───── Given entries ─────

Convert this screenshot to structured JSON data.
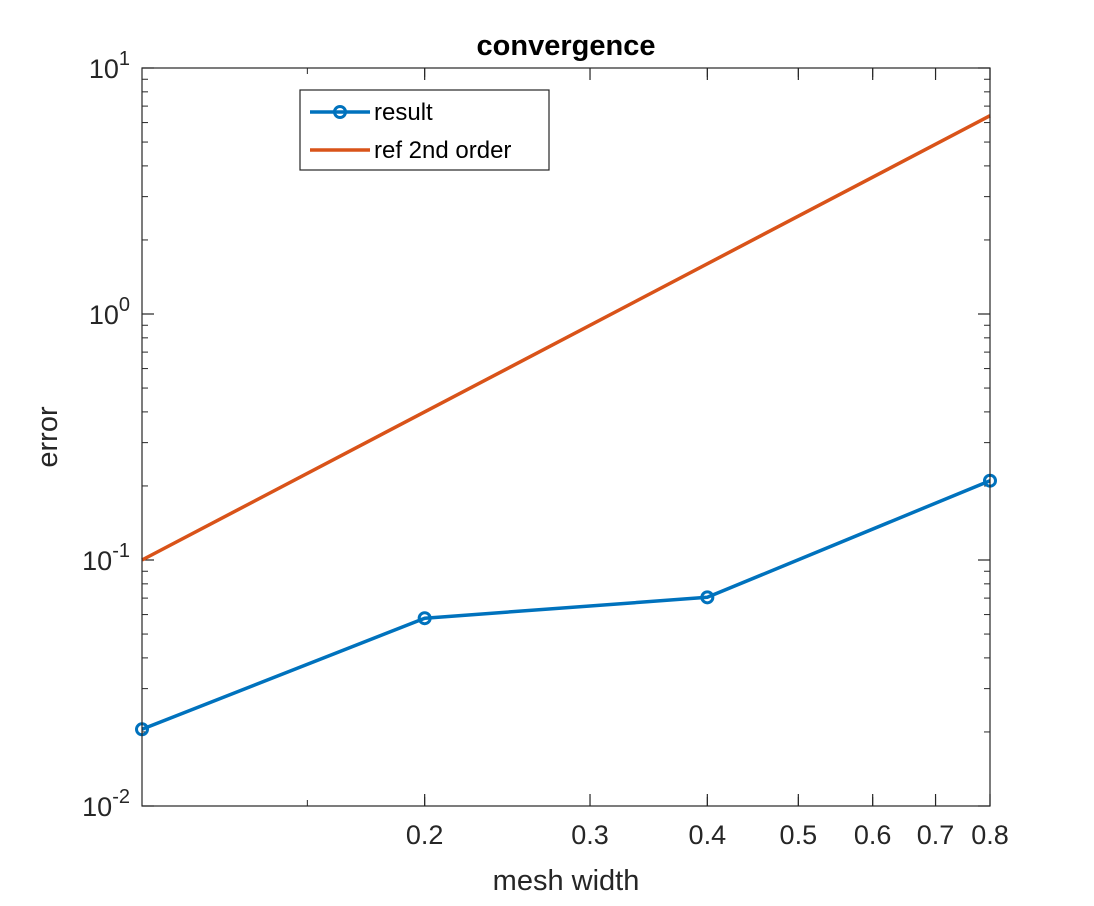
{
  "chart_data": {
    "type": "line",
    "title": "convergence",
    "xlabel": "mesh width",
    "ylabel": "error",
    "x_scale": "log",
    "y_scale": "log",
    "xlim": [
      0.1,
      0.8
    ],
    "ylim": [
      0.01,
      10
    ],
    "grid": false,
    "legend_position": "top-left",
    "x_ticks": [
      {
        "value": 0.2,
        "label": "0.2"
      },
      {
        "value": 0.3,
        "label": "0.3"
      },
      {
        "value": 0.4,
        "label": "0.4"
      },
      {
        "value": 0.5,
        "label": "0.5"
      },
      {
        "value": 0.6,
        "label": "0.6"
      },
      {
        "value": 0.7,
        "label": "0.7"
      },
      {
        "value": 0.8,
        "label": "0.8"
      }
    ],
    "y_ticks": [
      {
        "value": 0.01,
        "base": "10",
        "exp": "-2"
      },
      {
        "value": 0.1,
        "base": "10",
        "exp": "-1"
      },
      {
        "value": 1,
        "base": "10",
        "exp": "0"
      },
      {
        "value": 10,
        "base": "10",
        "exp": "1"
      }
    ],
    "series": [
      {
        "name": "result",
        "color": "#0072BD",
        "marker": "circle",
        "x": [
          0.1,
          0.2,
          0.4,
          0.8
        ],
        "y": [
          0.0205,
          0.058,
          0.0705,
          0.21
        ]
      },
      {
        "name": "ref 2nd order",
        "color": "#D95319",
        "marker": "none",
        "x": [
          0.1,
          0.8
        ],
        "y": [
          0.1,
          6.4
        ]
      }
    ]
  }
}
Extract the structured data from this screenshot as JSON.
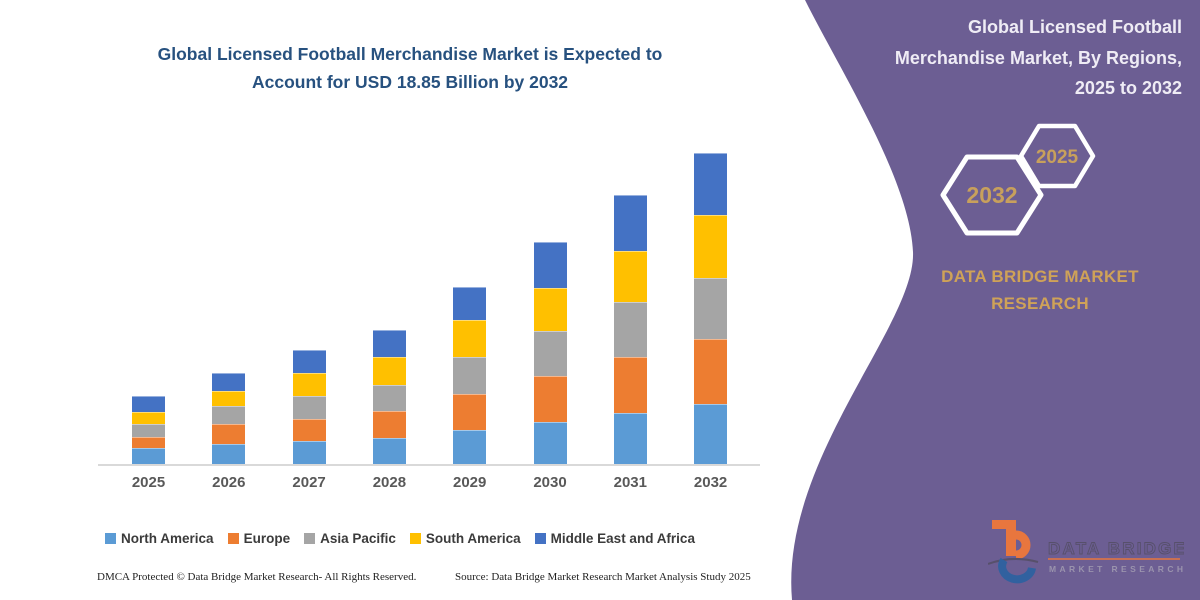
{
  "chart_panel": {
    "title": [
      "Global Licensed Football Merchandise Market is Expected to",
      "Account for USD 18.85 Billion by 2032"
    ],
    "title_color": "#27517f"
  },
  "chart_data": {
    "type": "bar",
    "stacked": true,
    "title": "Global Licensed Football Merchandise Market is Expected to Account for USD 18.85 Billion by 2032",
    "unit": "USD Billion",
    "categories": [
      "2025",
      "2026",
      "2027",
      "2028",
      "2029",
      "2030",
      "2031",
      "2032"
    ],
    "series": [
      {
        "name": "North America",
        "color": "#5B9BD5",
        "values": [
          1.0,
          1.2,
          1.4,
          1.6,
          2.05,
          2.55,
          3.1,
          3.65
        ]
      },
      {
        "name": "Europe",
        "color": "#ED7D31",
        "values": [
          0.65,
          1.2,
          1.35,
          1.6,
          2.2,
          2.8,
          3.4,
          3.95
        ]
      },
      {
        "name": "Asia Pacific",
        "color": "#A5A5A5",
        "values": [
          0.75,
          1.1,
          1.4,
          1.6,
          2.25,
          2.7,
          3.3,
          3.7
        ]
      },
      {
        "name": "South America",
        "color": "#FFC000",
        "values": [
          0.75,
          0.95,
          1.35,
          1.7,
          2.25,
          2.65,
          3.1,
          3.8
        ]
      },
      {
        "name": "Middle East and Africa",
        "color": "#4472C4",
        "values": [
          0.95,
          1.05,
          1.4,
          1.65,
          2.0,
          2.75,
          3.4,
          3.75
        ]
      }
    ],
    "totals_by_year": [
      4.1,
      5.5,
      6.9,
      8.15,
      10.75,
      13.45,
      16.3,
      18.85
    ],
    "annotation": "USD 18.85 Billion by 2032",
    "ylim": [
      0,
      18.85
    ],
    "grid": false,
    "y_axis_shown": false,
    "legend_position": "bottom",
    "values_note": "segment values estimated from bar pixel heights; only the 18.85B total is printed on the image"
  },
  "footer": {
    "dmca": "DMCA Protected © Data Bridge Market Research-  All Rights Reserved.",
    "source": "Source: Data Bridge Market Research  Market Analysis Study 2025"
  },
  "right_panel": {
    "background": "#6c5e93",
    "title_lines": [
      "Global Licensed Football",
      "Merchandise Market, By Regions,",
      "2025 to 2032"
    ],
    "hexagons": [
      {
        "label": "2032"
      },
      {
        "label": "2025"
      }
    ],
    "brand_lines": [
      "DATA BRIDGE MARKET",
      "RESEARCH"
    ],
    "accent_gold": "#cfa258",
    "logo": {
      "text_top": "DATA BRIDGE",
      "text_bottom": "MARKET RESEARCH",
      "orange": "#e8763e",
      "blue": "#31619f"
    }
  }
}
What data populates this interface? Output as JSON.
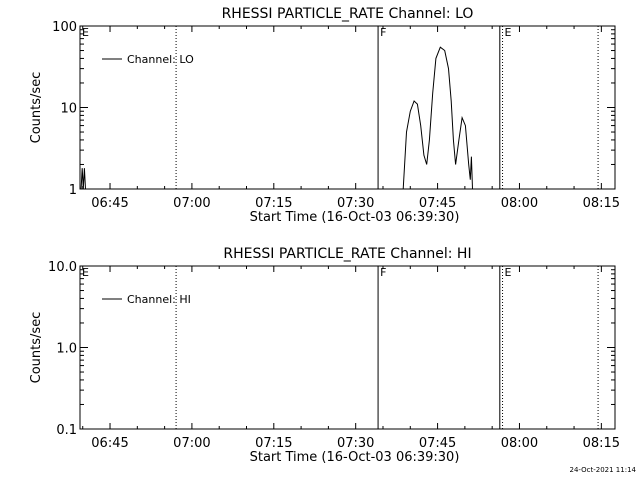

─────

Your goal: Your task is to retype all the entries exactly and leave out any pictures.

Reply to the exercise:
Convert this screenshot to structured JSON data.
{
  "chart_data": {
    "type": "line",
    "title": "convergence",
    "xlabel": "mesh width",
    "ylabel": "error",
    "x_scale": "log",
    "y_scale": "log",
    "xlim": [
      0.1,
      0.8
    ],
    "ylim": [
      0.01,
      10
    ],
    "grid": false,
    "legend_position": "top-left",
    "x_ticks": [
      {
        "value": 0.2,
        "label": "0.2"
      },
      {
        "value": 0.3,
        "label": "0.3"
      },
      {
        "value": 0.4,
        "label": "0.4"
      },
      {
        "value": 0.5,
        "label": "0.5"
      },
      {
        "value": 0.6,
        "label": "0.6"
      },
      {
        "value": 0.7,
        "label": "0.7"
      },
      {
        "value": 0.8,
        "label": "0.8"
      }
    ],
    "y_ticks": [
      {
        "value": 0.01,
        "base": "10",
        "exp": "-2"
      },
      {
        "value": 0.1,
        "base": "10",
        "exp": "-1"
      },
      {
        "value": 1,
        "base": "10",
        "exp": "0"
      },
      {
        "value": 10,
        "base": "10",
        "exp": "1"
      }
    ],
    "series": [
      {
        "name": "result",
        "color": "#0072BD",
        "marker": "circle",
        "x": [
          0.1,
          0.2,
          0.4,
          0.8
        ],
        "y": [
          0.0205,
          0.058,
          0.0705,
          0.21
        ]
      },
      {
        "name": "ref 2nd order",
        "color": "#D95319",
        "marker": "none",
        "x": [
          0.1,
          0.8
        ],
        "y": [
          0.1,
          6.4
        ]
      }
    ]
  }
}
Extract the structured data from this screenshot as JSON.
{
  "chart_panel": {
    "title": [
      "Global Licensed Football Merchandise Market is Expected to",
      "Account for USD 18.85 Billion by 2032"
    ],
    "title_color": "#27517f"
  },
  "chart_data": {
    "type": "bar",
    "stacked": true,
    "title": "Global Licensed Football Merchandise Market is Expected to Account for USD 18.85 Billion by 2032",
    "unit": "USD Billion",
    "categories": [
      "2025",
      "2026",
      "2027",
      "2028",
      "2029",
      "2030",
      "2031",
      "2032"
    ],
    "series": [
      {
        "name": "North America",
        "color": "#5B9BD5",
        "values": [
          1.0,
          1.2,
          1.4,
          1.6,
          2.05,
          2.55,
          3.1,
          3.65
        ]
      },
      {
        "name": "Europe",
        "color": "#ED7D31",
        "values": [
          0.65,
          1.2,
          1.35,
          1.6,
          2.2,
          2.8,
          3.4,
          3.95
        ]
      },
      {
        "name": "Asia Pacific",
        "color": "#A5A5A5",
        "values": [
          0.75,
          1.1,
          1.4,
          1.6,
          2.25,
          2.7,
          3.3,
          3.7
        ]
      },
      {
        "name": "South America",
        "color": "#FFC000",
        "values": [
          0.75,
          0.95,
          1.35,
          1.7,
          2.25,
          2.65,
          3.1,
          3.8
        ]
      },
      {
        "name": "Middle East and Africa",
        "color": "#4472C4",
        "values": [
          0.95,
          1.05,
          1.4,
          1.65,
          2.0,
          2.75,
          3.4,
          3.75
        ]
      }
    ],
    "totals_by_year": [
      4.1,
      5.5,
      6.9,
      8.15,
      10.75,
      13.45,
      16.3,
      18.85
    ],
    "annotation": "USD 18.85 Billion by 2032",
    "ylim": [
      0,
      18.85
    ],
    "grid": false,
    "y_axis_shown": false,
    "legend_position": "bottom",
    "values_note": "segment values estimated from bar pixel heights; only the 18.85B total is printed on the image"
  },
  "footer": {
    "dmca": "DMCA Protected © Data Bridge Market Research-  All Rights Reserved.",
    "source": "Source: Data Bridge Market Research  Market Analysis Study 2025"
  },
  "right_panel": {
    "background": "#6c5e93",
    "title_lines": [
      "Global Licensed Football",
      "Merchandise Market, By Regions,",
      "2025 to 2032"
    ],
    "hexagons": [
      {
        "label": "2032"
      },
      {
        "label": "2025"
      }
    ],
    "brand_lines": [
      "DATA BRIDGE MARKET",
      "RESEARCH"
    ],
    "accent_gold": "#cfa258",
    "logo": {
      "text_top": "DATA BRIDGE",
      "text_bottom": "MARKET RESEARCH",
      "orange": "#e8763e",
      "blue": "#31619f"
    }
  }
}
What data populates this interface? Output as JSON.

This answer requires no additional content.